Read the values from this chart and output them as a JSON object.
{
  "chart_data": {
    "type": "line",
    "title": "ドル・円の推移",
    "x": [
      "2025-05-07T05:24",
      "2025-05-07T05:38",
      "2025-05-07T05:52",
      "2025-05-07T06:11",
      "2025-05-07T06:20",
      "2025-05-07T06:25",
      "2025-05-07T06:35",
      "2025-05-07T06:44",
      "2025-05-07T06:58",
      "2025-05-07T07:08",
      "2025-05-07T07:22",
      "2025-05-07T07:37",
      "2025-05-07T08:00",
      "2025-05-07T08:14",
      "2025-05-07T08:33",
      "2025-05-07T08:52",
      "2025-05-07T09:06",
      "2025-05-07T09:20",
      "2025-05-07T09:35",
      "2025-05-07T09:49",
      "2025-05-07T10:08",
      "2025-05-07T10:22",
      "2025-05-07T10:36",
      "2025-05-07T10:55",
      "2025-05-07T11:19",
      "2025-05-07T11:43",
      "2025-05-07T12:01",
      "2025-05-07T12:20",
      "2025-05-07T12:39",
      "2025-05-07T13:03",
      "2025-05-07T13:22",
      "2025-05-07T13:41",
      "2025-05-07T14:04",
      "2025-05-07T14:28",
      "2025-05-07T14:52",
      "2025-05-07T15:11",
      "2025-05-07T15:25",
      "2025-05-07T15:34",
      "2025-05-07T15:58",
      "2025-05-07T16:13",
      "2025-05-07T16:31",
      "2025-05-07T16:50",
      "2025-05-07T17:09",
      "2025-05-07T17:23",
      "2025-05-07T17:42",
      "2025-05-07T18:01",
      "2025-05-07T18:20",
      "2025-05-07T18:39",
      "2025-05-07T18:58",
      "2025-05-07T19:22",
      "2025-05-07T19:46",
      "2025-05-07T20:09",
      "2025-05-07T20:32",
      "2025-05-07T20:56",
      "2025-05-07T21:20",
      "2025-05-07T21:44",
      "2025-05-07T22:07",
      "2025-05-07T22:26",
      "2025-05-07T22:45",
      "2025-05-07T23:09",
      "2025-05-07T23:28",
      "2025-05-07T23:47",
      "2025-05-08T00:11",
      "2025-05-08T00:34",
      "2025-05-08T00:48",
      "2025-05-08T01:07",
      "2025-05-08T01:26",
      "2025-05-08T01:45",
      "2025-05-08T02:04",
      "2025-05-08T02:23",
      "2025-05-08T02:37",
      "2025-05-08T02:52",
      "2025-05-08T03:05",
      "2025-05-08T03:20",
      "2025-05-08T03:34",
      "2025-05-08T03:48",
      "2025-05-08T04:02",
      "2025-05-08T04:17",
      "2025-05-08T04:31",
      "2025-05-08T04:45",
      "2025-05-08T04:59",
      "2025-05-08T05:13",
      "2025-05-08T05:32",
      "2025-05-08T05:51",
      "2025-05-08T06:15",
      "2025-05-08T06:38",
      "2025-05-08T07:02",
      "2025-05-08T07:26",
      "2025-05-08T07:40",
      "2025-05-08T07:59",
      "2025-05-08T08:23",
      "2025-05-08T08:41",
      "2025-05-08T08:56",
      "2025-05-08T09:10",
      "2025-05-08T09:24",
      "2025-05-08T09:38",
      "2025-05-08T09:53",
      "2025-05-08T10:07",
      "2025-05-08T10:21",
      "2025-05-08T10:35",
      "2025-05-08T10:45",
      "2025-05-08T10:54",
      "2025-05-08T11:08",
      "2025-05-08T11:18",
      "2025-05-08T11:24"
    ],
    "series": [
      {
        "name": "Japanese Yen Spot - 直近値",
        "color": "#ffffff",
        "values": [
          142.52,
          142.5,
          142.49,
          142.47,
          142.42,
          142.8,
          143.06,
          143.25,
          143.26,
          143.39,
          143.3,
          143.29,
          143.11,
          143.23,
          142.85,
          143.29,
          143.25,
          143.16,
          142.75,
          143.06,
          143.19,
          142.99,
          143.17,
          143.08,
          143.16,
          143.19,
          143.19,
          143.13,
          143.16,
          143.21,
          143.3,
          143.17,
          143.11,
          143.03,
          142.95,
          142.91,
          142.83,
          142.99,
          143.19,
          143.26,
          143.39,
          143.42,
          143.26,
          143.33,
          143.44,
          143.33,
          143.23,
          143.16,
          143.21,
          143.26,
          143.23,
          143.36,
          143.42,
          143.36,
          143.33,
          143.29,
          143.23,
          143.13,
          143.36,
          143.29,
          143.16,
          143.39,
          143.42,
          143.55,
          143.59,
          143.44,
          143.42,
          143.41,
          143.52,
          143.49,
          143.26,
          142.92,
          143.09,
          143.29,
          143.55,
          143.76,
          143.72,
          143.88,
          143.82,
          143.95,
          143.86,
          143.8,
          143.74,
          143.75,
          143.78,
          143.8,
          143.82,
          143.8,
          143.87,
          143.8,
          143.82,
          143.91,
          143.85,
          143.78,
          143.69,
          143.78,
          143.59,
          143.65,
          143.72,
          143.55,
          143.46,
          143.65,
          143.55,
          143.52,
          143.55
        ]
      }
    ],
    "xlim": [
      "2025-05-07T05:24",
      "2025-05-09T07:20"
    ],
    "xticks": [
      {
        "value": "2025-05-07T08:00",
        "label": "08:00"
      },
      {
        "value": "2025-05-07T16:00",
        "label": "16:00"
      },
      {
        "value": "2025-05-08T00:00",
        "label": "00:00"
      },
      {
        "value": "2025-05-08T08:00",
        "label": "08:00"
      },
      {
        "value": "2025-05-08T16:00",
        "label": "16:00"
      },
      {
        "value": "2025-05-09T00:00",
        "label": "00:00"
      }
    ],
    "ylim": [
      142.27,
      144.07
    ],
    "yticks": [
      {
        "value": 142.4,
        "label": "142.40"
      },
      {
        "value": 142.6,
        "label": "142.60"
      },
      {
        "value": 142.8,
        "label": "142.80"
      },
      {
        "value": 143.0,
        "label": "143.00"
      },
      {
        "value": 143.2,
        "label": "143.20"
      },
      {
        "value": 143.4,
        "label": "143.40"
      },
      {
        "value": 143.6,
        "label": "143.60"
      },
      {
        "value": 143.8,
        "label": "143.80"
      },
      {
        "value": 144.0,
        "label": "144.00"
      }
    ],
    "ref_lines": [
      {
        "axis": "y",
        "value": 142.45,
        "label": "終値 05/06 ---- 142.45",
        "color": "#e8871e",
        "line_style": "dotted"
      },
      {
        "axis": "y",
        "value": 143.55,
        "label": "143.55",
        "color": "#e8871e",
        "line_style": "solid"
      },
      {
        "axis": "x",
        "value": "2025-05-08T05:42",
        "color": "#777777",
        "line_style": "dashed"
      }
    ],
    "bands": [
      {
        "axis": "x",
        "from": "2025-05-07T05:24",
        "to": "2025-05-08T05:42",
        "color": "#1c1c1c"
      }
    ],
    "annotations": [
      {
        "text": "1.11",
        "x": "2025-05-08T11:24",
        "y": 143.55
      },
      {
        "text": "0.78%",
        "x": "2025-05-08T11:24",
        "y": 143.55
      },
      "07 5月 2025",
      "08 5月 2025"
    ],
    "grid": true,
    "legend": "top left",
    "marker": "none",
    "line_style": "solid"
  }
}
----------
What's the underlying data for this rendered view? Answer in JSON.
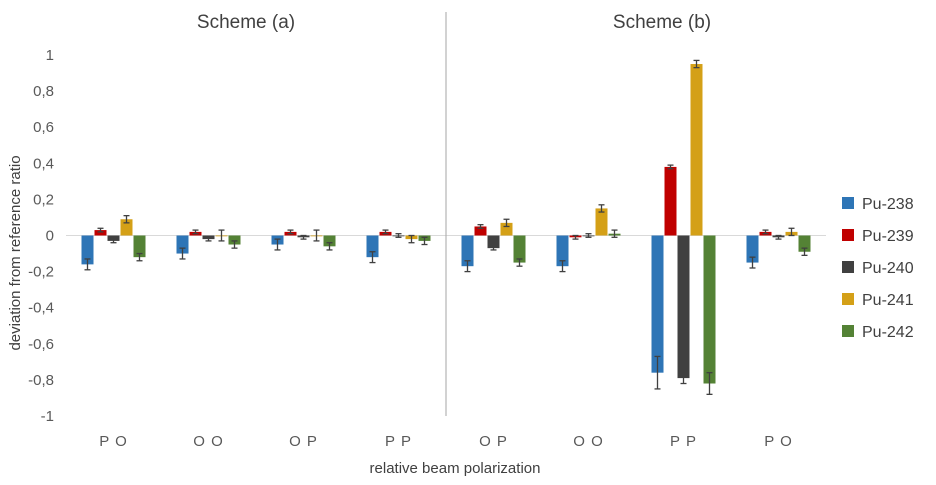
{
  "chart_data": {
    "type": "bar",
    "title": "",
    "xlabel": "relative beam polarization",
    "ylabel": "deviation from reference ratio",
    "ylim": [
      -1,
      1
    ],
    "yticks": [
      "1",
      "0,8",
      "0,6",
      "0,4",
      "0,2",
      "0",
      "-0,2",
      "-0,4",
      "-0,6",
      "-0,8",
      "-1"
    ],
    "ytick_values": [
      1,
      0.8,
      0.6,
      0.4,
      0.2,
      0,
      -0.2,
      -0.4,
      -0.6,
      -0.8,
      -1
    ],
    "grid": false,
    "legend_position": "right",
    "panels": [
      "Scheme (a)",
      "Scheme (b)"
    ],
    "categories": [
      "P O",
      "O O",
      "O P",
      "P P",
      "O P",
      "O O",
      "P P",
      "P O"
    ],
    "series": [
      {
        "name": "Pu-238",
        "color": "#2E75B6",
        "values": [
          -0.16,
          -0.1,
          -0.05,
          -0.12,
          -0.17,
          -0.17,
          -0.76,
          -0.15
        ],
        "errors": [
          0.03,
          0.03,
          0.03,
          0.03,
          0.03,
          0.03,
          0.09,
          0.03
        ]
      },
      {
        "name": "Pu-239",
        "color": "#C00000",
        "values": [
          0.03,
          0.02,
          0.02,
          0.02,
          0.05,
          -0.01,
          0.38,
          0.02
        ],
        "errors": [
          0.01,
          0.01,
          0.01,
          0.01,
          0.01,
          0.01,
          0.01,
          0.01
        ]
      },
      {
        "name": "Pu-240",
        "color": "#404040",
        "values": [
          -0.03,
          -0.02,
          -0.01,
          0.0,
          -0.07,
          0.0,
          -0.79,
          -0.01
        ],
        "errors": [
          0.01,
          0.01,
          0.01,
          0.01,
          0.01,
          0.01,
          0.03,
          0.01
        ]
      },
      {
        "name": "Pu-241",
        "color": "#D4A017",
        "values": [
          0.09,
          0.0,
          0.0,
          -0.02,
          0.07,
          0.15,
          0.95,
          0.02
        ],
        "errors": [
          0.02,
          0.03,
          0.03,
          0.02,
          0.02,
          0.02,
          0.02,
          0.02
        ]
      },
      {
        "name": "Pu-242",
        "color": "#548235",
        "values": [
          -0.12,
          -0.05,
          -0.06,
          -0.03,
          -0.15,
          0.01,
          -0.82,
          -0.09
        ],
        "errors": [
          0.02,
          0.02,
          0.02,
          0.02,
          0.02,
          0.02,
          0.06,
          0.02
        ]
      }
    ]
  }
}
----------
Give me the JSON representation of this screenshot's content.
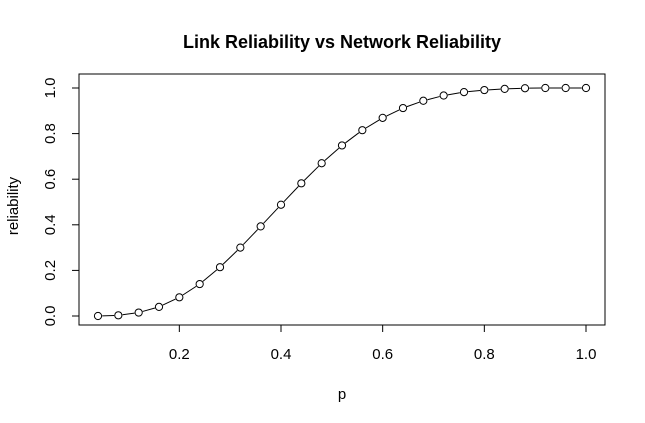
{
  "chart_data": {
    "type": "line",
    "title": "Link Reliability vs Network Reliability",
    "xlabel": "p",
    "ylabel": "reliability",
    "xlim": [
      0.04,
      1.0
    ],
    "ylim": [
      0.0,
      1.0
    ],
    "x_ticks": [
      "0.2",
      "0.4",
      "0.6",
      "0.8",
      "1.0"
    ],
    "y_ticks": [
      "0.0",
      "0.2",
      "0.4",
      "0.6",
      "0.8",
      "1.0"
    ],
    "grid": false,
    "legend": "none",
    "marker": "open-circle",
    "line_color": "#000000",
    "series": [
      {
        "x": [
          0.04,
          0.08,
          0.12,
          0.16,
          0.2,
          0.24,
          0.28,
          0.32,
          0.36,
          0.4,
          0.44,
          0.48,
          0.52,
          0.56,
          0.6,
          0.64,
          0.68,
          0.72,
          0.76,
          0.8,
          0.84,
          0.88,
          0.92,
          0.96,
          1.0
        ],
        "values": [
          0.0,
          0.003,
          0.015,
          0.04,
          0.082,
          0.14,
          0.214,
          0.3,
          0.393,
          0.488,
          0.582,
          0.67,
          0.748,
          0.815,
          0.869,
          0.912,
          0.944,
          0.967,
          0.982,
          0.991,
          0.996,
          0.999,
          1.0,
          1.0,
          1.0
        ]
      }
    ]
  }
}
----------
**OBJECTIVE**
For each line above that contains the word "xlabel", copy that line.

**OUTPUT**
    "xlabel": "relative beam polarization",
    "xlabel": "p",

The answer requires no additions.